# Brief
Select, from the material below, each line with "have" in it.

# Records for this task
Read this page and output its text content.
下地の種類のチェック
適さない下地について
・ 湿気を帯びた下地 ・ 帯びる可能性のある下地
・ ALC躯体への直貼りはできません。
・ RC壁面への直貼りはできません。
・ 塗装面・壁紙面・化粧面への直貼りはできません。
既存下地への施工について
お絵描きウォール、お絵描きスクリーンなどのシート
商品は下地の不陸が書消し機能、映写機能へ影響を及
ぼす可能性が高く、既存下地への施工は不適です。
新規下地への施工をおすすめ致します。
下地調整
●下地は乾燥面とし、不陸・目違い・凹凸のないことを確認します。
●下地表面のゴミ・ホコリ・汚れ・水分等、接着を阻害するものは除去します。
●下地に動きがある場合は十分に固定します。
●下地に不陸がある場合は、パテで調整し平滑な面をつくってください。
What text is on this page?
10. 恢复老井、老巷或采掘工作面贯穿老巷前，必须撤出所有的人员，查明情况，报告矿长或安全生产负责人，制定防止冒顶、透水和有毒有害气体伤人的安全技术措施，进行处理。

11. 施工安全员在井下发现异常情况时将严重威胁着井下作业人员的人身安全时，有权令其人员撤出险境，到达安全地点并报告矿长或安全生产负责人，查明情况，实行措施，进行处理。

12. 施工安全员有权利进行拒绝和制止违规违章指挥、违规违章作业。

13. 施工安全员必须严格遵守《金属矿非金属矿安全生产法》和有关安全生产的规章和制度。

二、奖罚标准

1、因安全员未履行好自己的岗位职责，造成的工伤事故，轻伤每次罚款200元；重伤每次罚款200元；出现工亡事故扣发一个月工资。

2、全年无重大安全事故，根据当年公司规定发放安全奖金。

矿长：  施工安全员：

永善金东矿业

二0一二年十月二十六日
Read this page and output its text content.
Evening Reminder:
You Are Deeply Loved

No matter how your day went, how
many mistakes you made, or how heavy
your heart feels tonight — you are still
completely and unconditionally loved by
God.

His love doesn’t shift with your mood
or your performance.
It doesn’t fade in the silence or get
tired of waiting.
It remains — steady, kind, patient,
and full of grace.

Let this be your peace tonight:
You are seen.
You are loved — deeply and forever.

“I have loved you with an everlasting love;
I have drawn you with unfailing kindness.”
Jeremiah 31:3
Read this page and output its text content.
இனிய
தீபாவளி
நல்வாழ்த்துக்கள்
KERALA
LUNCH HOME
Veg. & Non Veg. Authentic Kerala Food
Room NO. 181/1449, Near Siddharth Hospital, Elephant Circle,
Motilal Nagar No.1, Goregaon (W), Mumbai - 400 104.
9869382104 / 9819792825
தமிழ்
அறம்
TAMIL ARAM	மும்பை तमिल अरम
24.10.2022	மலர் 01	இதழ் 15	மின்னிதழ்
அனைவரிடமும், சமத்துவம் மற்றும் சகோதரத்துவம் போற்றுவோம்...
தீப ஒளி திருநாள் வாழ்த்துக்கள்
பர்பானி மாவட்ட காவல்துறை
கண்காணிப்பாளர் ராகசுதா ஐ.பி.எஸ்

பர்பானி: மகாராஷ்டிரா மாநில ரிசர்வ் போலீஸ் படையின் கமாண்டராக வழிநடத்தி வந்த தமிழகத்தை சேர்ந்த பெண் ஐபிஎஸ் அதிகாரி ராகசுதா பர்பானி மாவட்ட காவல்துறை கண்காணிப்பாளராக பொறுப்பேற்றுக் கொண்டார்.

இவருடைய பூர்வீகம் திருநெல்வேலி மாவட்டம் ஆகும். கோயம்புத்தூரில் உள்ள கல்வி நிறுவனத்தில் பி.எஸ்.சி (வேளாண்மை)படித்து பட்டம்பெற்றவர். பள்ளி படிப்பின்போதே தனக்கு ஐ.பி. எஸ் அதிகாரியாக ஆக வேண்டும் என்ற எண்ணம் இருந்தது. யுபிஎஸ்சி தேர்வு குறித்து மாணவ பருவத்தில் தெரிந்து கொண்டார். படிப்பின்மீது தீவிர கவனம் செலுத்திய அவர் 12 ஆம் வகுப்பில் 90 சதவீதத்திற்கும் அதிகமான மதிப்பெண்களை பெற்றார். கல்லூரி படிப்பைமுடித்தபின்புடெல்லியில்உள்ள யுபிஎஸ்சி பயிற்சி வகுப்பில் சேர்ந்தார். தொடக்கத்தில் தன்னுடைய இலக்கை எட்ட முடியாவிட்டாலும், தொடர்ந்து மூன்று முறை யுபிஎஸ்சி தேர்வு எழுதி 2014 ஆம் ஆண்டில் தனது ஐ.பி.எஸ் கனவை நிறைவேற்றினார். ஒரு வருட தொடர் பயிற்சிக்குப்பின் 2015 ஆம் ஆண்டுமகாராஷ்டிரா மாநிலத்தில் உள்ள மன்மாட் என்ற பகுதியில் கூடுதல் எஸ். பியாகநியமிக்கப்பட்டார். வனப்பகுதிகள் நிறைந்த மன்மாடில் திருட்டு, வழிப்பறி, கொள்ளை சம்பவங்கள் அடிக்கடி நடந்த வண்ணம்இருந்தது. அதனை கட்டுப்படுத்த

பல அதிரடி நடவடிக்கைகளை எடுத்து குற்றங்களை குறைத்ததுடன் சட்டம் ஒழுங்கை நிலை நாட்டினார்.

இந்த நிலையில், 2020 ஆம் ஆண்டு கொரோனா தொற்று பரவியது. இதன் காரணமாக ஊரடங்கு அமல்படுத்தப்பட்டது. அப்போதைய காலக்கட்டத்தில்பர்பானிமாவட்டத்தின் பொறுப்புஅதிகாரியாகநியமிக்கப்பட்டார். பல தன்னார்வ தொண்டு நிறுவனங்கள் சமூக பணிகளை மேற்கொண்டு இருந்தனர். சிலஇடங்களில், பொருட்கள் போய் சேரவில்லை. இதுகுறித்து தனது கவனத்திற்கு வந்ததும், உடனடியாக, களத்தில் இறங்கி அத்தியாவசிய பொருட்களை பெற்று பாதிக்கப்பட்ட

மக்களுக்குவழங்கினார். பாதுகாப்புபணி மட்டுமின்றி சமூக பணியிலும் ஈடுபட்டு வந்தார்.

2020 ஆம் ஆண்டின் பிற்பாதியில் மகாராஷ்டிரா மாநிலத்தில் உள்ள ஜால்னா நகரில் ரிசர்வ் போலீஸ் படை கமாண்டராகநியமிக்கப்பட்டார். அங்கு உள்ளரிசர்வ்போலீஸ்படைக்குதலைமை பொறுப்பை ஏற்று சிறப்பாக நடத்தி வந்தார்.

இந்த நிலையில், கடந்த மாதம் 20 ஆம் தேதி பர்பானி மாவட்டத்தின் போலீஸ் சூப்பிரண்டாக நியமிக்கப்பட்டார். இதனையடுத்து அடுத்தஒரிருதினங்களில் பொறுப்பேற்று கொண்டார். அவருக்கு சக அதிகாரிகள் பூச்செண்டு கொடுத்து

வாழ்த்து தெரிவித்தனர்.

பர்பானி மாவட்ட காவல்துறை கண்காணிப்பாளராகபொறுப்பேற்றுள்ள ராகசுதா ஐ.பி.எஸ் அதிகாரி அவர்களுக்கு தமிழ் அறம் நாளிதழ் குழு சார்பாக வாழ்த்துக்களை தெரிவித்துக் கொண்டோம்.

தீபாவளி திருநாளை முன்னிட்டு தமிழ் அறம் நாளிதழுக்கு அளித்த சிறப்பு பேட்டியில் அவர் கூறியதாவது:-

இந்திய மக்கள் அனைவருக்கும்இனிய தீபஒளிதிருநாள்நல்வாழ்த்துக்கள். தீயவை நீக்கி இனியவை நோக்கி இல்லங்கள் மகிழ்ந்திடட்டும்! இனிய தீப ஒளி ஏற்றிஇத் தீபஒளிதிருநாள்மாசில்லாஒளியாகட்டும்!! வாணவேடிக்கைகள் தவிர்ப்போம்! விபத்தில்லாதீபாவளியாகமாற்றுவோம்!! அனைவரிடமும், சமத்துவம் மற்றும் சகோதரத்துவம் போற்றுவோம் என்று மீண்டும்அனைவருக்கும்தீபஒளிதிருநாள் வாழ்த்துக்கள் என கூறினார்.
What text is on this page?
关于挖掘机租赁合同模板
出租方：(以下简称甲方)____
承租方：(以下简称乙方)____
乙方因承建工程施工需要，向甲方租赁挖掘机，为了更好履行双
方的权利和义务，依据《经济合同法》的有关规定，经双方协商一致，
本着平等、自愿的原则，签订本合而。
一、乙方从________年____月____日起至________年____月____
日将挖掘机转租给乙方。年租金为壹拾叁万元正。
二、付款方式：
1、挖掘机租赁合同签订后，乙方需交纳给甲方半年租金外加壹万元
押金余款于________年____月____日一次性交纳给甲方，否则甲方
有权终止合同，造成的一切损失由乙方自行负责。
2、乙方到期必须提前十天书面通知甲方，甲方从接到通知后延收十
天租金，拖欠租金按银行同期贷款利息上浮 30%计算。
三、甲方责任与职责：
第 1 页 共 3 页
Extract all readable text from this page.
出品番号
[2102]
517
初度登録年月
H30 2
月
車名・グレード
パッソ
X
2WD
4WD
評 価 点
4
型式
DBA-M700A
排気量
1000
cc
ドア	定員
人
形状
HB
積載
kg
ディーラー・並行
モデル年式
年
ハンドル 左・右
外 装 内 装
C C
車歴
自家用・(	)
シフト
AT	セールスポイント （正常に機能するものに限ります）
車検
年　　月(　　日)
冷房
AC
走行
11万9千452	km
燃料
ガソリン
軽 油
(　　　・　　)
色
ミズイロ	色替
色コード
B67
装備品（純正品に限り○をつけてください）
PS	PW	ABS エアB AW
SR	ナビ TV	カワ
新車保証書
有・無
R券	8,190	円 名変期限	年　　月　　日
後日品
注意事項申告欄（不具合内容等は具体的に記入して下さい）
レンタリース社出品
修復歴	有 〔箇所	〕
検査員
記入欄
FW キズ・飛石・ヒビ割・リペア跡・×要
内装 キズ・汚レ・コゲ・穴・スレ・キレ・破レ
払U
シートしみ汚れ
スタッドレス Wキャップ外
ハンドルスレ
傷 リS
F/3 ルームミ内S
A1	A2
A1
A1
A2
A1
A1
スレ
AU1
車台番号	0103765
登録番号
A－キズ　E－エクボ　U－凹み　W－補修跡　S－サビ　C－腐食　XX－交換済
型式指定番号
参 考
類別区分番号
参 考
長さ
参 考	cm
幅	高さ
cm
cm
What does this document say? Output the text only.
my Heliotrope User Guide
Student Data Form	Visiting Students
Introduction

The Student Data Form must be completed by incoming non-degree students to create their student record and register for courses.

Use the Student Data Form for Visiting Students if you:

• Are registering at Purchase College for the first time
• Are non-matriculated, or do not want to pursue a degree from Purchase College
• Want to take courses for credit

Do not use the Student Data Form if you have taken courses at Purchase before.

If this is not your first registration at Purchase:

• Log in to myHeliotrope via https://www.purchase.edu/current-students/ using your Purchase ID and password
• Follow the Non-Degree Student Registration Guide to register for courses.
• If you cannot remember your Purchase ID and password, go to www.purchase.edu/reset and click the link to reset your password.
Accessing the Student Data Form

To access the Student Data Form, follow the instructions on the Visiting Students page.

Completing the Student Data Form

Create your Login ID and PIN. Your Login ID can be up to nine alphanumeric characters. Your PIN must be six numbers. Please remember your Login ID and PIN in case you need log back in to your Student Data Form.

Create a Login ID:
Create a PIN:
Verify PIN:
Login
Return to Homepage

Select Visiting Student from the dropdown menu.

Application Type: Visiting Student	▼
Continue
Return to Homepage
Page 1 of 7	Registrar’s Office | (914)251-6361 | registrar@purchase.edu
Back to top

# Final result
“I have loved you with an everlasting love;
I have drawn you with unfailing kindness.”
Do not use the Student Data Form if you have taken courses at Purchase before.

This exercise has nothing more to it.